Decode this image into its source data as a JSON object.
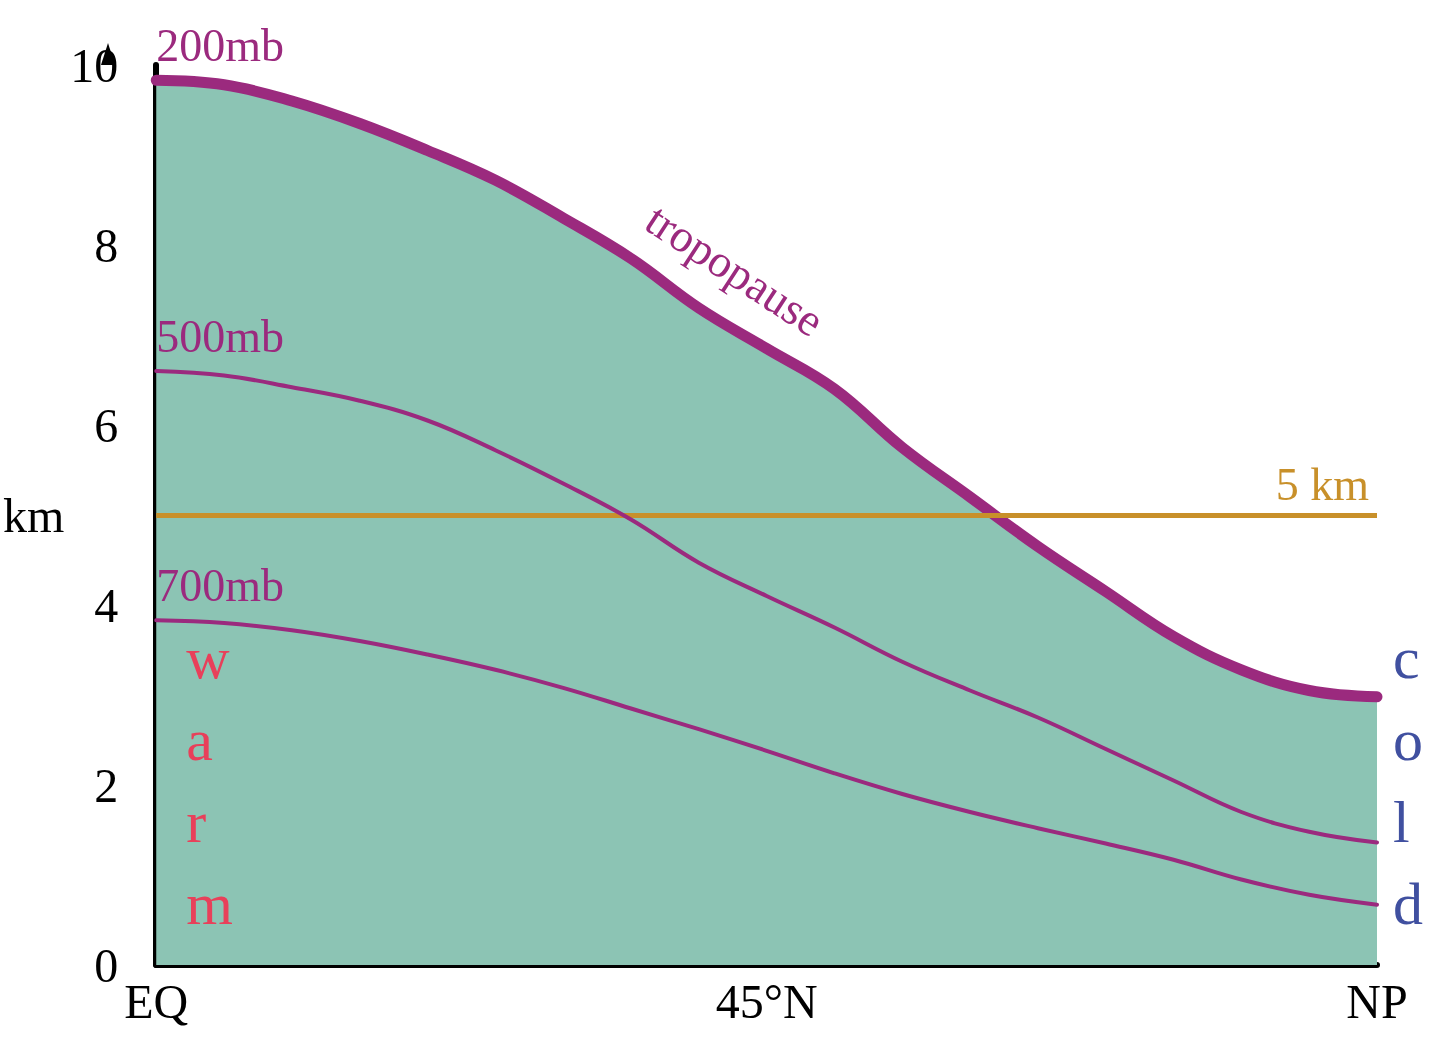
{
  "chart_data": {
    "type": "line",
    "ylabel": "km",
    "categories": [
      "EQ",
      null,
      null,
      null,
      null,
      null,
      null,
      null,
      null,
      "45°N",
      null,
      null,
      null,
      null,
      null,
      null,
      null,
      null,
      "NP"
    ],
    "series": [
      {
        "type": "area",
        "color": "#8cc4b4",
        "values": [
          9.83,
          9.78,
          9.6,
          9.35,
          9.05,
          8.72,
          8.3,
          7.85,
          7.3,
          6.85,
          6.4,
          5.75,
          5.2,
          4.65,
          4.15,
          3.65,
          3.28,
          3.05,
          2.98
        ]
      },
      {
        "name": "200mb",
        "type": "line",
        "color": "#9b2a7e",
        "values": [
          9.83,
          9.78,
          9.6,
          9.35,
          9.05,
          8.72,
          8.3,
          7.85,
          7.3,
          6.85,
          6.4,
          5.75,
          5.2,
          4.65,
          4.15,
          3.65,
          3.28,
          3.05,
          2.98
        ]
      },
      {
        "name": "500mb",
        "color": "#9b2a7e",
        "values": [
          6.6,
          6.55,
          6.42,
          6.27,
          6.05,
          5.72,
          5.35,
          4.95,
          4.47,
          4.1,
          3.75,
          3.37,
          3.05,
          2.75,
          2.4,
          2.05,
          1.7,
          1.48,
          1.36
        ]
      },
      {
        "name": "700mb",
        "color": "#9b2a7e",
        "values": [
          3.83,
          3.8,
          3.72,
          3.6,
          3.45,
          3.28,
          3.08,
          2.85,
          2.62,
          2.38,
          2.13,
          1.9,
          1.7,
          1.52,
          1.35,
          1.17,
          0.95,
          0.78,
          0.67
        ]
      }
    ],
    "ylim": [
      0,
      10
    ],
    "yticks": [
      0,
      2,
      4,
      6,
      8,
      10
    ],
    "ref_lines": [
      {
        "axis": "y",
        "value": 5,
        "label": "5 km",
        "color": "#c8902a"
      }
    ],
    "annotations": [
      "tropopause",
      "warm",
      "cold"
    ],
    "grid": false,
    "legend": false,
    "marker": "none"
  }
}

****

**Set exercise**
Reproduce the whole listing word for word, setting aside any pictures.

**Solution for this exercise**
Decode this image into its source data as a JSON object.
{
  "chart_data": {
    "type": "line",
    "ylabel": "km",
    "categories": [
      "EQ",
      null,
      null,
      null,
      null,
      null,
      null,
      null,
      null,
      "45°N",
      null,
      null,
      null,
      null,
      null,
      null,
      null,
      null,
      "NP"
    ],
    "series": [
      {
        "type": "area",
        "color": "#8cc4b4",
        "values": [
          9.83,
          9.78,
          9.6,
          9.35,
          9.05,
          8.72,
          8.3,
          7.85,
          7.3,
          6.85,
          6.4,
          5.75,
          5.2,
          4.65,
          4.15,
          3.65,
          3.28,
          3.05,
          2.98
        ]
      },
      {
        "name": "200mb",
        "type": "line",
        "color": "#9b2a7e",
        "values": [
          9.83,
          9.78,
          9.6,
          9.35,
          9.05,
          8.72,
          8.3,
          7.85,
          7.3,
          6.85,
          6.4,
          5.75,
          5.2,
          4.65,
          4.15,
          3.65,
          3.28,
          3.05,
          2.98
        ]
      },
      {
        "name": "500mb",
        "color": "#9b2a7e",
        "values": [
          6.6,
          6.55,
          6.42,
          6.27,
          6.05,
          5.72,
          5.35,
          4.95,
          4.47,
          4.1,
          3.75,
          3.37,
          3.05,
          2.75,
          2.4,
          2.05,
          1.7,
          1.48,
          1.36
        ]
      },
      {
        "name": "700mb",
        "color": "#9b2a7e",
        "values": [
          3.83,
          3.8,
          3.72,
          3.6,
          3.45,
          3.28,
          3.08,
          2.85,
          2.62,
          2.38,
          2.13,
          1.9,
          1.7,
          1.52,
          1.35,
          1.17,
          0.95,
          0.78,
          0.67
        ]
      }
    ],
    "ylim": [
      0,
      10
    ],
    "yticks": [
      0,
      2,
      4,
      6,
      8,
      10
    ],
    "ref_lines": [
      {
        "axis": "y",
        "value": 5,
        "label": "5 km",
        "color": "#c8902a"
      }
    ],
    "annotations": [
      "tropopause",
      "warm",
      "cold"
    ],
    "grid": false,
    "legend": false,
    "marker": "none"
  }
}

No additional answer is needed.